■ **Aim of the task**
Retype the data below without altering anything.

■ **The data**

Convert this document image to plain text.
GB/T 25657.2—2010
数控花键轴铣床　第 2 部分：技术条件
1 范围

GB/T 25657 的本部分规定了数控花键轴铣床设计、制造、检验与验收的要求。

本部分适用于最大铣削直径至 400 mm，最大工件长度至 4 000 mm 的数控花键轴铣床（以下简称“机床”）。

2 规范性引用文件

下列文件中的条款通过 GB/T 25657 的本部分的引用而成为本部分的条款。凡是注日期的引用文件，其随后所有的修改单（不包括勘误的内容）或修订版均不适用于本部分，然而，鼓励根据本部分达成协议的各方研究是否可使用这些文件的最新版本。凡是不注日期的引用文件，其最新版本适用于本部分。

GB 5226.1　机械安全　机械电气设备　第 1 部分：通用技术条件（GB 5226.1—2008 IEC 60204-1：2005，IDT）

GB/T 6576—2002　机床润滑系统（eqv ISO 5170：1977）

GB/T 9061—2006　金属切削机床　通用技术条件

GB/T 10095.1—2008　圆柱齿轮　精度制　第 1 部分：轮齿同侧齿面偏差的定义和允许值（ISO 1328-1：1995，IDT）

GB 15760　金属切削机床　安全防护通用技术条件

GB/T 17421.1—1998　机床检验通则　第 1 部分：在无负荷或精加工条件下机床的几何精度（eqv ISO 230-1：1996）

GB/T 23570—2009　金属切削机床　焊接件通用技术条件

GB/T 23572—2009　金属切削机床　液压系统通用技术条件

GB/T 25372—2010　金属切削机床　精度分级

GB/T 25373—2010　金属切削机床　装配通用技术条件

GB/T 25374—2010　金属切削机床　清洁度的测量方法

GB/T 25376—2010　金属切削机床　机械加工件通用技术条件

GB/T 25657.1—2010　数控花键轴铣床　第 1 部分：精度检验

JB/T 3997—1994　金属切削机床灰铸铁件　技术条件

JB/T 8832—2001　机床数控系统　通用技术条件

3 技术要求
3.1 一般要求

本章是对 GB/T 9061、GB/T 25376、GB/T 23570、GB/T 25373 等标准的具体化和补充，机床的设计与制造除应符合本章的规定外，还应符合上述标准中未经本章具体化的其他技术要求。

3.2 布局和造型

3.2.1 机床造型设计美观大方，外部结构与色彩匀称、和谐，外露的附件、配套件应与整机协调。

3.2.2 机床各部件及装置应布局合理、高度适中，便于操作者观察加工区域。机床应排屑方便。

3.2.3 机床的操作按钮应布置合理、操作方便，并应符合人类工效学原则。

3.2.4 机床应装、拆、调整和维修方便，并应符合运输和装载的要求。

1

■ **Answer to this task**
Convert this document image to plain text.
GB/T 25657.2—2010
数控花键轴铣床　第 2 部分：技术条件
1 范围

GB/T 25657 的本部分规定了数控花键轴铣床设计、制造、检验与验收的要求。

本部分适用于最大铣削直径至 400 mm，最大工件长度至 4 000 mm 的数控花键轴铣床（以下简称“机床”）。

2 规范性引用文件

下列文件中的条款通过 GB/T 25657 的本部分的引用而成为本部分的条款。凡是注日期的引用文件，其随后所有的修改单（不包括勘误的内容）或修订版均不适用于本部分，然而，鼓励根据本部分达成协议的各方研究是否可使用这些文件的最新版本。凡是不注日期的引用文件，其最新版本适用于本部分。

GB 5226.1　机械安全　机械电气设备　第 1 部分：通用技术条件（GB 5226.1—2008 IEC 60204-1：2005，IDT）

GB/T 6576—2002　机床润滑系统（eqv ISO 5170：1977）

GB/T 9061—2006　金属切削机床　通用技术条件

GB/T 10095.1—2008　圆柱齿轮　精度制　第 1 部分：轮齿同侧齿面偏差的定义和允许值（ISO 1328-1：1995，IDT）

GB 15760　金属切削机床　安全防护通用技术条件

GB/T 17421.1—1998　机床检验通则　第 1 部分：在无负荷或精加工条件下机床的几何精度（eqv ISO 230-1：1996）

GB/T 23570—2009　金属切削机床　焊接件通用技术条件

GB/T 23572—2009　金属切削机床　液压系统通用技术条件

GB/T 25372—2010　金属切削机床　精度分级

GB/T 25373—2010　金属切削机床　装配通用技术条件

GB/T 25374—2010　金属切削机床　清洁度的测量方法

GB/T 25376—2010　金属切削机床　机械加工件通用技术条件

GB/T 25657.1—2010　数控花键轴铣床　第 1 部分：精度检验

JB/T 3997—1994　金属切削机床灰铸铁件　技术条件

JB/T 8832—2001　机床数控系统　通用技术条件

3 技术要求
3.1 一般要求

本章是对 GB/T 9061、GB/T 25376、GB/T 23570、GB/T 25373 等标准的具体化和补充，机床的设计与制造除应符合本章的规定外，还应符合上述标准中未经本章具体化的其他技术要求。

3.2 布局和造型

3.2.1 机床造型设计美观大方，外部结构与色彩匀称、和谐，外露的附件、配套件应与整机协调。

3.2.2 机床各部件及装置应布局合理、高度适中，便于操作者观察加工区域。机床应排屑方便。

3.2.3 机床的操作按钮应布置合理、操作方便，并应符合人类工效学原则。

3.2.4 机床应装、拆、调整和维修方便，并应符合运输和装载的要求。

1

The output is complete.